Aim. All of the records below must be output exactly, with no pictures carried over.

--- Begin ---

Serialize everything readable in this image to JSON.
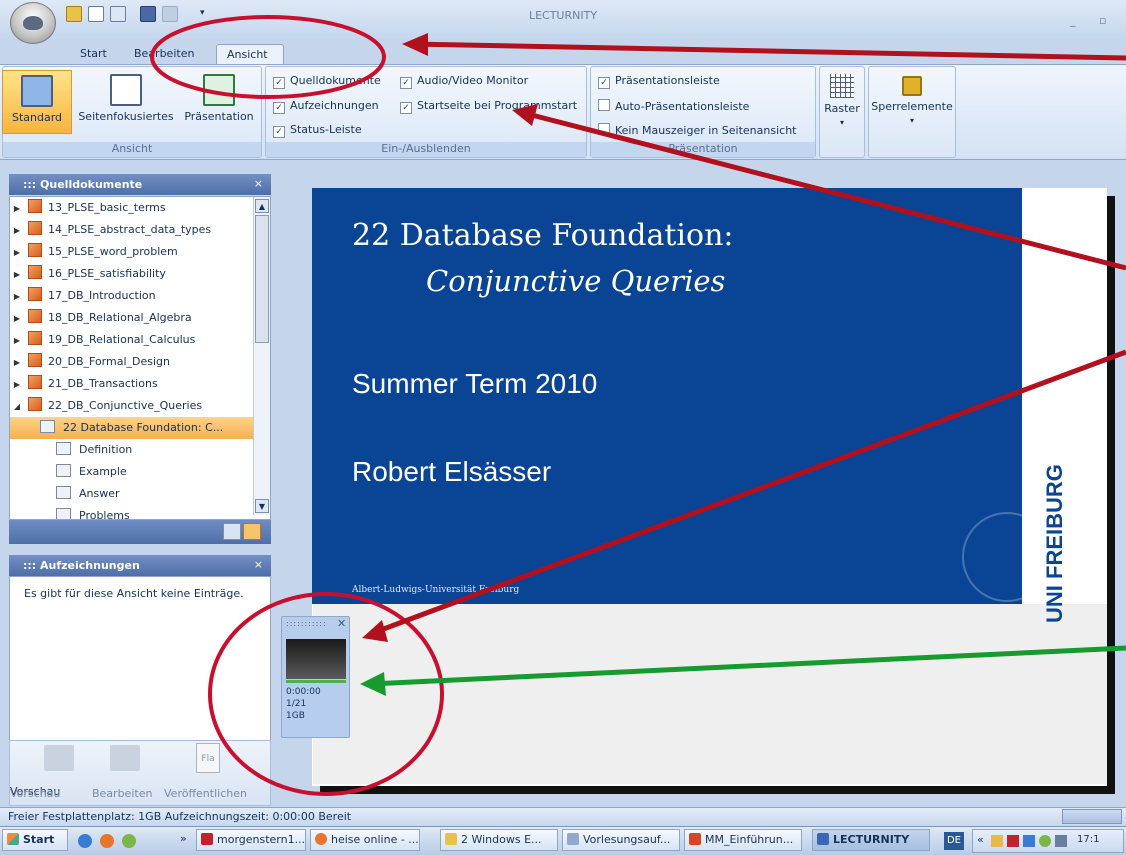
{
  "app": {
    "title": "LECTURNITY"
  },
  "tabs": [
    {
      "label": "Start"
    },
    {
      "label": "Bearbeiten"
    },
    {
      "label": "Ansicht"
    }
  ],
  "ribbon": {
    "ansicht": {
      "buttons": [
        "Standard",
        "Seitenfokusiertes",
        "Präsentation"
      ],
      "group_label": "Ansicht"
    },
    "ein_ausblenden": {
      "checkboxes": [
        {
          "label": "Quelldokumente",
          "checked": true
        },
        {
          "label": "Audio/Video Monitor",
          "checked": true
        },
        {
          "label": "Aufzeichnungen",
          "checked": true
        },
        {
          "label": "Startseite bei Programmstart",
          "checked": true
        },
        {
          "label": "Status-Leiste",
          "checked": true
        }
      ],
      "group_label": "Ein-/Ausblenden"
    },
    "praesentation": {
      "checkboxes": [
        {
          "label": "Präsentationsleiste",
          "checked": true
        },
        {
          "label": "Auto-Präsentationsleiste",
          "checked": false
        },
        {
          "label": "Kein Mauszeiger in Seitenansicht",
          "checked": false
        }
      ],
      "group_label": "Präsentation"
    },
    "raster_label": "Raster",
    "sperrelemente_label": "Sperrelemente"
  },
  "quelldokumente": {
    "title": "::: Quelldokumente",
    "items": [
      {
        "label": "13_PLSE_basic_terms"
      },
      {
        "label": "14_PLSE_abstract_data_types"
      },
      {
        "label": "15_PLSE_word_problem"
      },
      {
        "label": "16_PLSE_satisfiability"
      },
      {
        "label": "17_DB_Introduction"
      },
      {
        "label": "18_DB_Relational_Algebra"
      },
      {
        "label": "19_DB_Relational_Calculus"
      },
      {
        "label": "20_DB_Formal_Design"
      },
      {
        "label": "21_DB_Transactions"
      },
      {
        "label": "22_DB_Conjunctive_Queries"
      }
    ],
    "children": [
      {
        "label": "22 Database Foundation: C..."
      },
      {
        "label": "Definition"
      },
      {
        "label": "Example"
      },
      {
        "label": "Answer"
      },
      {
        "label": "Problems"
      }
    ]
  },
  "aufzeichnungen": {
    "title": "::: Aufzeichnungen",
    "empty_text": "Es gibt für diese Ansicht keine Einträge."
  },
  "bottom_actions": [
    "Vorschau",
    "Bearbeiten",
    "Veröffentlichen"
  ],
  "fla_label": "Fla",
  "slide": {
    "number": "22",
    "title": "Database Foundation:",
    "subtitle": "Conjunctive Queries",
    "term": "Summer Term 2010",
    "author": "Robert Elsässer",
    "footer": "Albert-Ludwigs-Universität Freiburg",
    "logo_text": "UNI FREIBURG"
  },
  "av_monitor": {
    "time": "0:00:00",
    "page": "1/21",
    "disk": "1GB"
  },
  "status": {
    "text": "Freier Festplattenplatz: 1GB   Aufzeichnungszeit: 0:00:00  Bereit"
  },
  "taskbar": {
    "start": "Start",
    "items": [
      "morgenstern1...",
      "heise online - ...",
      "2 Windows E...",
      "Vorlesungsauf...",
      "MM_Einführun...",
      "LECTURNITY"
    ],
    "lang": "DE",
    "time": "17:1"
  }
}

--- End ---

Written answer.
Serialize everything readable in this image to JSON.
{
  "app": {
    "title": "LECTURNITY"
  },
  "tabs": [
    {
      "label": "Start"
    },
    {
      "label": "Bearbeiten"
    },
    {
      "label": "Ansicht"
    }
  ],
  "ribbon": {
    "ansicht": {
      "buttons": [
        "Standard",
        "Seitenfokusiertes",
        "Präsentation"
      ],
      "group_label": "Ansicht"
    },
    "ein_ausblenden": {
      "checkboxes": [
        {
          "label": "Quelldokumente",
          "checked": true
        },
        {
          "label": "Audio/Video Monitor",
          "checked": true
        },
        {
          "label": "Aufzeichnungen",
          "checked": true
        },
        {
          "label": "Startseite bei Programmstart",
          "checked": true
        },
        {
          "label": "Status-Leiste",
          "checked": true
        }
      ],
      "group_label": "Ein-/Ausblenden"
    },
    "praesentation": {
      "checkboxes": [
        {
          "label": "Präsentationsleiste",
          "checked": true
        },
        {
          "label": "Auto-Präsentationsleiste",
          "checked": false
        },
        {
          "label": "Kein Mauszeiger in Seitenansicht",
          "checked": false
        }
      ],
      "group_label": "Präsentation"
    },
    "raster_label": "Raster",
    "sperrelemente_label": "Sperrelemente"
  },
  "quelldokumente": {
    "title": "::: Quelldokumente",
    "items": [
      {
        "label": "13_PLSE_basic_terms"
      },
      {
        "label": "14_PLSE_abstract_data_types"
      },
      {
        "label": "15_PLSE_word_problem"
      },
      {
        "label": "16_PLSE_satisfiability"
      },
      {
        "label": "17_DB_Introduction"
      },
      {
        "label": "18_DB_Relational_Algebra"
      },
      {
        "label": "19_DB_Relational_Calculus"
      },
      {
        "label": "20_DB_Formal_Design"
      },
      {
        "label": "21_DB_Transactions"
      },
      {
        "label": "22_DB_Conjunctive_Queries"
      }
    ],
    "children": [
      {
        "label": "22 Database Foundation: C..."
      },
      {
        "label": "Definition"
      },
      {
        "label": "Example"
      },
      {
        "label": "Answer"
      },
      {
        "label": "Problems"
      }
    ]
  },
  "aufzeichnungen": {
    "title": "::: Aufzeichnungen",
    "empty_text": "Es gibt für diese Ansicht keine Einträge."
  },
  "bottom_actions": [
    "Vorschau",
    "Bearbeiten",
    "Veröffentlichen"
  ],
  "fla_label": "Fla",
  "slide": {
    "number": "22",
    "title": "Database Foundation:",
    "subtitle": "Conjunctive Queries",
    "term": "Summer Term 2010",
    "author": "Robert Elsässer",
    "footer": "Albert-Ludwigs-Universität Freiburg",
    "logo_text": "UNI FREIBURG"
  },
  "av_monitor": {
    "time": "0:00:00",
    "page": "1/21",
    "disk": "1GB"
  },
  "status": {
    "text": "Freier Festplattenplatz: 1GB   Aufzeichnungszeit: 0:00:00  Bereit"
  },
  "taskbar": {
    "start": "Start",
    "items": [
      "morgenstern1...",
      "heise online - ...",
      "2 Windows E...",
      "Vorlesungsauf...",
      "MM_Einführun...",
      "LECTURNITY"
    ],
    "lang": "DE",
    "time": "17:1"
  }
}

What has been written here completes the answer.